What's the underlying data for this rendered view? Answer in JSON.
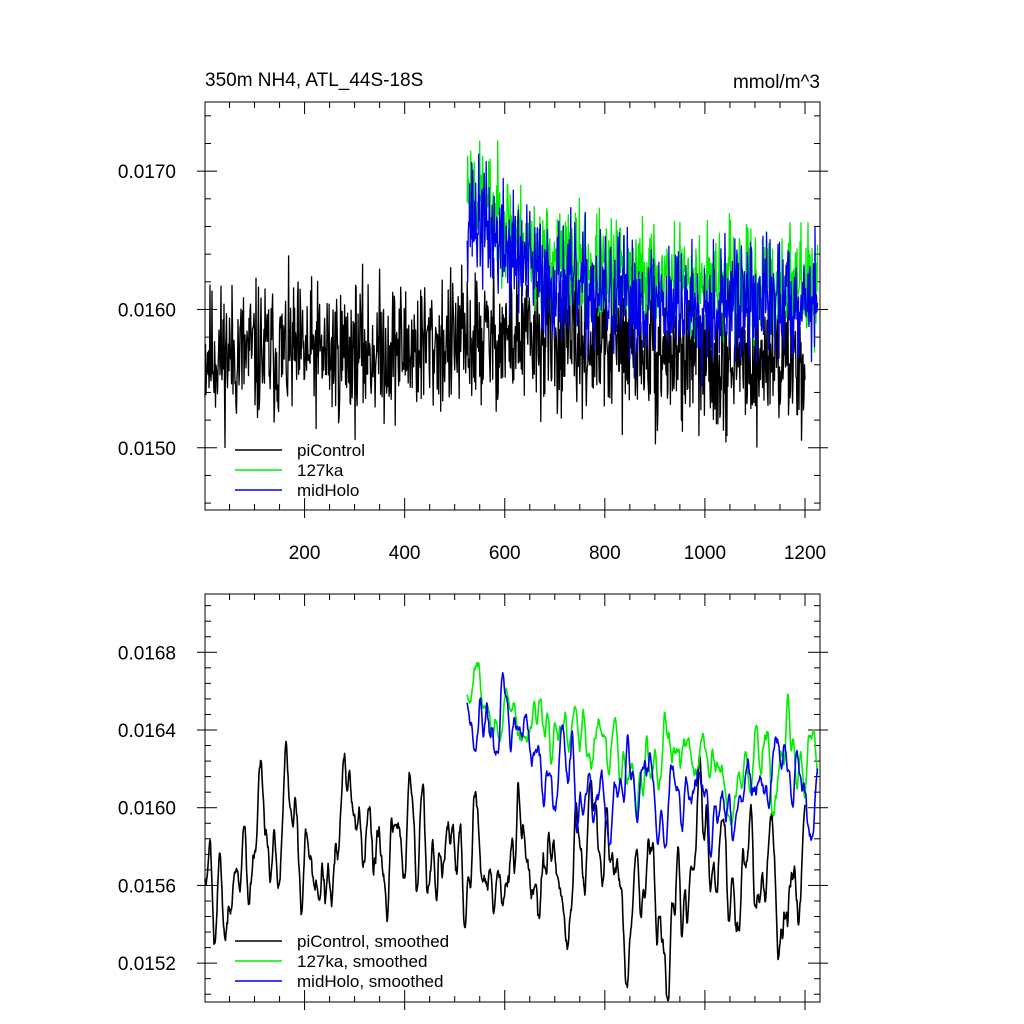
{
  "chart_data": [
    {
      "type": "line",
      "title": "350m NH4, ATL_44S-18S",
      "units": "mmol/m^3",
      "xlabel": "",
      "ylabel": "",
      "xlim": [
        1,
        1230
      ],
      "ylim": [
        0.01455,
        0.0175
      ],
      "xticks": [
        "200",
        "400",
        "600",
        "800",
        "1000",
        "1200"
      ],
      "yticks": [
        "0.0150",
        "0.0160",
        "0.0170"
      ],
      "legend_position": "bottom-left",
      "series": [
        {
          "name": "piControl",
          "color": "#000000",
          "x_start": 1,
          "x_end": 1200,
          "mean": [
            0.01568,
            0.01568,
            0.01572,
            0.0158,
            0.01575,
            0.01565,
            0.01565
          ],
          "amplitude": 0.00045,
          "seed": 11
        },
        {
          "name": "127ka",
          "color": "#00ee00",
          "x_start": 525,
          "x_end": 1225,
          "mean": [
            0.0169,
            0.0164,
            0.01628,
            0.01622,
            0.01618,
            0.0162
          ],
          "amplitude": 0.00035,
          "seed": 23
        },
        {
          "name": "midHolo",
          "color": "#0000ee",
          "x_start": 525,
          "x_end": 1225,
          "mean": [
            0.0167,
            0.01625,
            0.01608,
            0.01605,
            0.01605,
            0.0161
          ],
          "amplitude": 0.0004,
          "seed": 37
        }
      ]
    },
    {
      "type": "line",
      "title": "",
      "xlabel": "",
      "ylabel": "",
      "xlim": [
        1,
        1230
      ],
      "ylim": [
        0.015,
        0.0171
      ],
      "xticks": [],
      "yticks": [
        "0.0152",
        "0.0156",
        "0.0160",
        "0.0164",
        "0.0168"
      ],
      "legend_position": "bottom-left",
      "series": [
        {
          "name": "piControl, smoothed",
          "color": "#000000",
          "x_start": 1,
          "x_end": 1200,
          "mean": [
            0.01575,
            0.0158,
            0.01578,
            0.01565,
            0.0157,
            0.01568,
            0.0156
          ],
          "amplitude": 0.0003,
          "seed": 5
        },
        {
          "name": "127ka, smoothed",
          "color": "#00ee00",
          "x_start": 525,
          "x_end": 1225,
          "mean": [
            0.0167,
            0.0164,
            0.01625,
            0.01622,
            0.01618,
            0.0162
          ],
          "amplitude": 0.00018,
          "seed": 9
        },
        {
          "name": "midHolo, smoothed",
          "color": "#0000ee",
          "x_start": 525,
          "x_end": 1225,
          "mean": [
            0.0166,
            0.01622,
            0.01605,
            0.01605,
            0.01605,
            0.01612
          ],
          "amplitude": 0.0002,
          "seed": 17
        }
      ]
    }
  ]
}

---

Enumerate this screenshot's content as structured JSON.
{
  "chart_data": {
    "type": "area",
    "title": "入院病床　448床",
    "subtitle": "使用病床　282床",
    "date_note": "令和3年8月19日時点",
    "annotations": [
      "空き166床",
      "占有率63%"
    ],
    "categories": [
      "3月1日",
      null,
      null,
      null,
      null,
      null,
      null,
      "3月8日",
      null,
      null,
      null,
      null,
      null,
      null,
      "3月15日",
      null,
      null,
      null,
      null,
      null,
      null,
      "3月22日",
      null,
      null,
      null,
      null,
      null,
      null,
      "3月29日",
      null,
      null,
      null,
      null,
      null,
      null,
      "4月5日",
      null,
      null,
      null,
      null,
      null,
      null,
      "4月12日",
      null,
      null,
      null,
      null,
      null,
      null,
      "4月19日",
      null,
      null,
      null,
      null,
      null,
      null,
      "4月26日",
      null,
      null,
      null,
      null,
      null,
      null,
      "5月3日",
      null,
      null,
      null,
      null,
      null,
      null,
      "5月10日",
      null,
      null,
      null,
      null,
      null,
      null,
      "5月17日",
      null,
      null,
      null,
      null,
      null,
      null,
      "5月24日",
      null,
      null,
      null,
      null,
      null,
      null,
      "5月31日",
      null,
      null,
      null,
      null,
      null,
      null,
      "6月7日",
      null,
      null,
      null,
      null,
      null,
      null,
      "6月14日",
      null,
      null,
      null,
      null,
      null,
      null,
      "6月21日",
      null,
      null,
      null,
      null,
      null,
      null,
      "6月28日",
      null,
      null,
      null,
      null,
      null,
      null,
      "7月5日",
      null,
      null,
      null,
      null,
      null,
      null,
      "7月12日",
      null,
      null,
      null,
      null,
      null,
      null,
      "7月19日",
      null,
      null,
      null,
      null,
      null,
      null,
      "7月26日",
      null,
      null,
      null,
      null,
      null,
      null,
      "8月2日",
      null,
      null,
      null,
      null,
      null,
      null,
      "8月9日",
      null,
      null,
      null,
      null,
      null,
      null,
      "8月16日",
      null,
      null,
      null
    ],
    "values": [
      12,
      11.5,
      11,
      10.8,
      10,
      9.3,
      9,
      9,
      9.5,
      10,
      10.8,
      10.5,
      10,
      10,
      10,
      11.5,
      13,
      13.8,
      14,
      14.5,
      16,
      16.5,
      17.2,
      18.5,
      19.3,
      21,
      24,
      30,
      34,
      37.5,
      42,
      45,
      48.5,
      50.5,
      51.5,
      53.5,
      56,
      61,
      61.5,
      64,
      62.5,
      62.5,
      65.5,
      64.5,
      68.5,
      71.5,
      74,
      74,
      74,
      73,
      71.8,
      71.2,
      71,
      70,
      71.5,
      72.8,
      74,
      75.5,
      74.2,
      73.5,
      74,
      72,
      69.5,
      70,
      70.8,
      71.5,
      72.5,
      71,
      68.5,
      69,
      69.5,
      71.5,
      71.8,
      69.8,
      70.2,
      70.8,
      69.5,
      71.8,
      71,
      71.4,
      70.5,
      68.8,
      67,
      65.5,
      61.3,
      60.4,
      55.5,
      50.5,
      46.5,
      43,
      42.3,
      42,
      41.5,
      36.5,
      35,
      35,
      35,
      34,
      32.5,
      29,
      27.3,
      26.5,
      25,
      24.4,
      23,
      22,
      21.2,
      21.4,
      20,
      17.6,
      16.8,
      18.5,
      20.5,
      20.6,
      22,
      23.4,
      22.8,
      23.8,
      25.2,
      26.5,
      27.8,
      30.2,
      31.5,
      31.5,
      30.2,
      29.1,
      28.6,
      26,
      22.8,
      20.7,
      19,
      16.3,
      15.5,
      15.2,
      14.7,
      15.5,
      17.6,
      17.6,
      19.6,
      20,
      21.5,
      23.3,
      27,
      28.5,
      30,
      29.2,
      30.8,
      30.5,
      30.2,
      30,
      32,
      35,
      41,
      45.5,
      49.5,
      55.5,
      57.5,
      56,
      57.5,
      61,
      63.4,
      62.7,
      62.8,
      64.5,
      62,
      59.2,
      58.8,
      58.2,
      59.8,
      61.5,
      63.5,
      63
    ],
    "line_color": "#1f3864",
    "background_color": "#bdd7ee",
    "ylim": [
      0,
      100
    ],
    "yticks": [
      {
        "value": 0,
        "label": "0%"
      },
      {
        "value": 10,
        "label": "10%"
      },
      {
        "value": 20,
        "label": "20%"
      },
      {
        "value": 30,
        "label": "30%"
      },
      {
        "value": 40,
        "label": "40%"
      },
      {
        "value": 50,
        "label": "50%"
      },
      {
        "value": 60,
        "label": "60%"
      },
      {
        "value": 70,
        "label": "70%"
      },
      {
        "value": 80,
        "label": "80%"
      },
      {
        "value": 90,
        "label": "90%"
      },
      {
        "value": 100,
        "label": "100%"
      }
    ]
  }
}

==

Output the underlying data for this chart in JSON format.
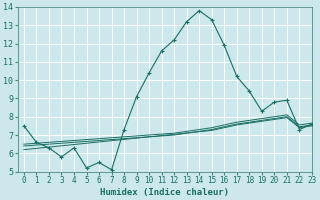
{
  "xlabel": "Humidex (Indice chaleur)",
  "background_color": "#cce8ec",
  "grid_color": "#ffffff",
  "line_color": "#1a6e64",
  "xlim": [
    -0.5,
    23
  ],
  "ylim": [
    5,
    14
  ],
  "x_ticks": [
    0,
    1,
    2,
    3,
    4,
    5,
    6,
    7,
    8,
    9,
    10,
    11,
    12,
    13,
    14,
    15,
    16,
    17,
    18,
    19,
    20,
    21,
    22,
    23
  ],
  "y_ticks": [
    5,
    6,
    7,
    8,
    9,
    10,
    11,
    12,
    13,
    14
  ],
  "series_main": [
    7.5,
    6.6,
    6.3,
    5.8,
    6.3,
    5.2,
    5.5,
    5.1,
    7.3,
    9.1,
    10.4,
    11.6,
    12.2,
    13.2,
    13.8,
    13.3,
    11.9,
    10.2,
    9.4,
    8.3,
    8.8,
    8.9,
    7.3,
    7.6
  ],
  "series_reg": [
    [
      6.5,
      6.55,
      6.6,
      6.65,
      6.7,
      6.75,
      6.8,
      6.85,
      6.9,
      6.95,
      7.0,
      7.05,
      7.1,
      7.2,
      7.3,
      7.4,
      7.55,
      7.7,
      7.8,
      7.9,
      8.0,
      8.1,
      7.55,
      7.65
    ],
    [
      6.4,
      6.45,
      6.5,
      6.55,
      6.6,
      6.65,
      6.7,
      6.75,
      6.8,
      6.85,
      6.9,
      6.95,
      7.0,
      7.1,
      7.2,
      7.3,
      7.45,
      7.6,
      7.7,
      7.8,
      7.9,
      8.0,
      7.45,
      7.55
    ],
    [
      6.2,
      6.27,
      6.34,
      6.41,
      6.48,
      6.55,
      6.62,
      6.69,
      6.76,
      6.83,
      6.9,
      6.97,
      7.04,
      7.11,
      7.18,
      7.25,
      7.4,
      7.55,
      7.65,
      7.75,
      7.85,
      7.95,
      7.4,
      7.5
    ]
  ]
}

Stated goal:
Using the records above, copy each line that contains "amplitude".

Task output:
          "amplitude": 0.00045,
          "amplitude": 0.00035,
          "amplitude": 0.0004,
          "amplitude": 0.0003,
          "amplitude": 0.00018,
          "amplitude": 0.0002,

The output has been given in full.